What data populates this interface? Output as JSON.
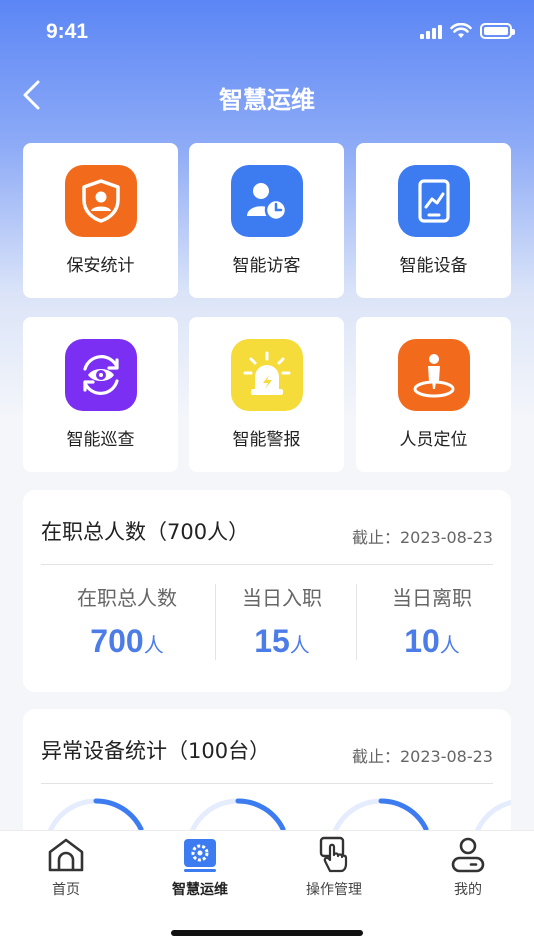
{
  "status": {
    "time": "9:41"
  },
  "nav": {
    "title": "智慧运维"
  },
  "tiles": [
    {
      "label": "保安统计",
      "icon": "security-guard-icon",
      "color": "#f26b1d"
    },
    {
      "label": "智能访客",
      "icon": "visitor-icon",
      "color": "#3c7cf0"
    },
    {
      "label": "智能设备",
      "icon": "device-chart-icon",
      "color": "#3c7cf0"
    },
    {
      "label": "智能巡查",
      "icon": "patrol-eye-icon",
      "color": "#7b2ff2"
    },
    {
      "label": "智能警报",
      "icon": "alarm-light-icon",
      "color": "#f5dc3b"
    },
    {
      "label": "人员定位",
      "icon": "person-location-icon",
      "color": "#f26b1d"
    }
  ],
  "staff_card": {
    "title": "在职总人数（700人）",
    "date": "截止：2023-08-23",
    "stats": [
      {
        "label": "在职总人数",
        "value": "700",
        "unit": "人"
      },
      {
        "label": "当日入职",
        "value": "15",
        "unit": "人"
      },
      {
        "label": "当日离职",
        "value": "10",
        "unit": "人"
      }
    ]
  },
  "device_card": {
    "title": "异常设备统计（100台）",
    "date": "截止：2023-08-23"
  },
  "tabbar": [
    {
      "label": "首页",
      "icon": "home-icon",
      "active": false
    },
    {
      "label": "智慧运维",
      "icon": "maintenance-gear-icon",
      "active": true
    },
    {
      "label": "操作管理",
      "icon": "touch-hand-icon",
      "active": false
    },
    {
      "label": "我的",
      "icon": "profile-icon",
      "active": false
    }
  ],
  "colors": {
    "accent": "#4c7ce8",
    "header_top": "#5b86f5"
  }
}
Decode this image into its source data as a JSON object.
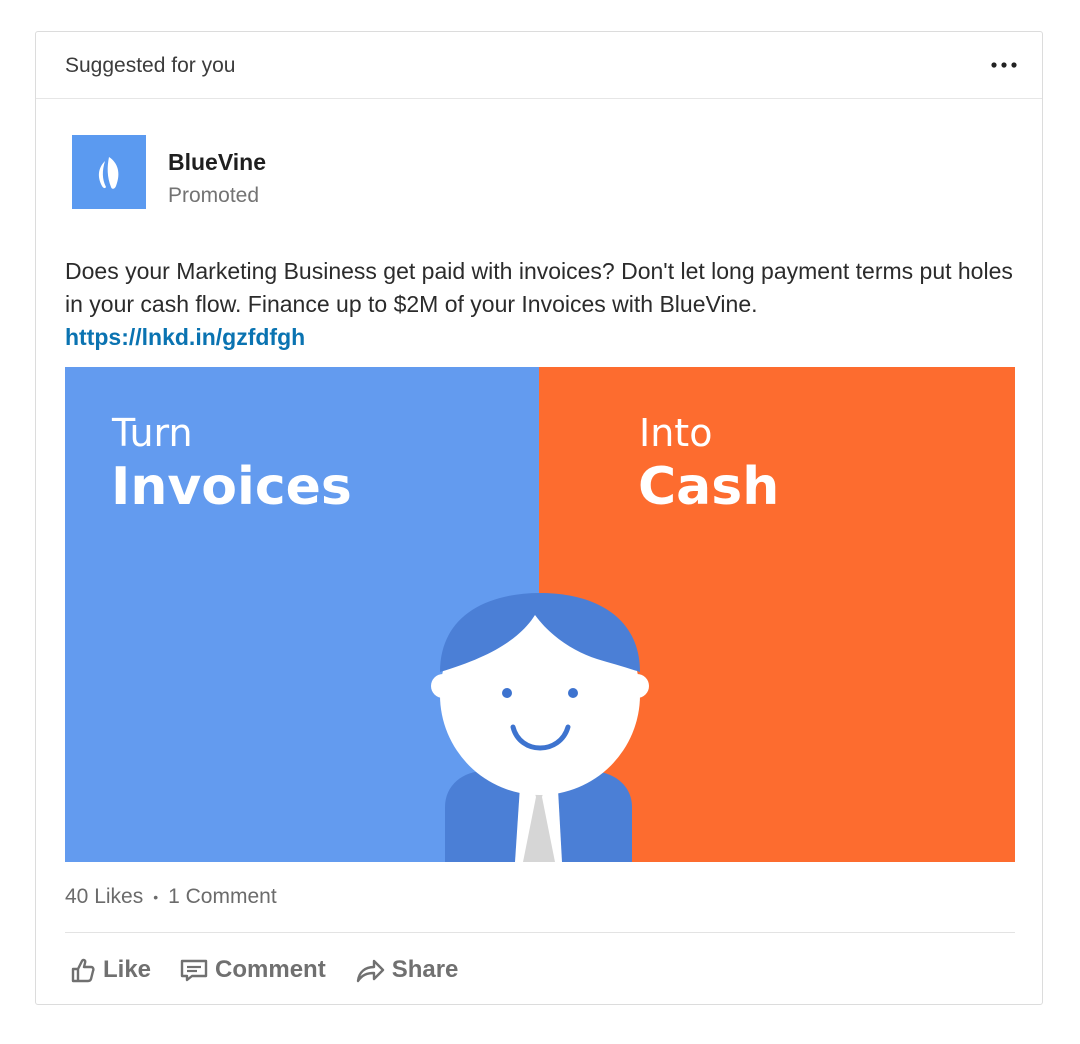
{
  "header": {
    "label": "Suggested for you",
    "more_icon": "ellipsis-icon"
  },
  "actor": {
    "name": "BlueVine",
    "subtitle": "Promoted",
    "logo_icon": "leaf-icon",
    "logo_color": "#5b9af0"
  },
  "post": {
    "text": "Does your Marketing Business get paid with invoices? Don't let long payment terms put holes in your cash flow. Finance up to $2M of your Invoices with BlueVine.",
    "link": "https://lnkd.in/gzfdfgh"
  },
  "ad_image": {
    "left_small": "Turn",
    "left_big": "Invoices",
    "right_small": "Into",
    "right_big": "Cash",
    "left_color": "#639bef",
    "right_color": "#fd6c2f"
  },
  "social": {
    "likes": "40 Likes",
    "separator": "•",
    "comments": "1 Comment"
  },
  "actions": {
    "like": "Like",
    "comment": "Comment",
    "share": "Share"
  },
  "colors": {
    "link": "#0a73b1",
    "action_text": "#707070"
  }
}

^^^^

EXERCISE BRIEF: Within the listing above, find every line containing the string "Invoices" and return it.

TASK SOLUTION:
    "text": "Does your Marketing Business get paid with invoices? Don't let long payment terms put holes in your cash flow. Finance up to $2M of your Invoices with BlueVine.",
    "left_big": "Invoices",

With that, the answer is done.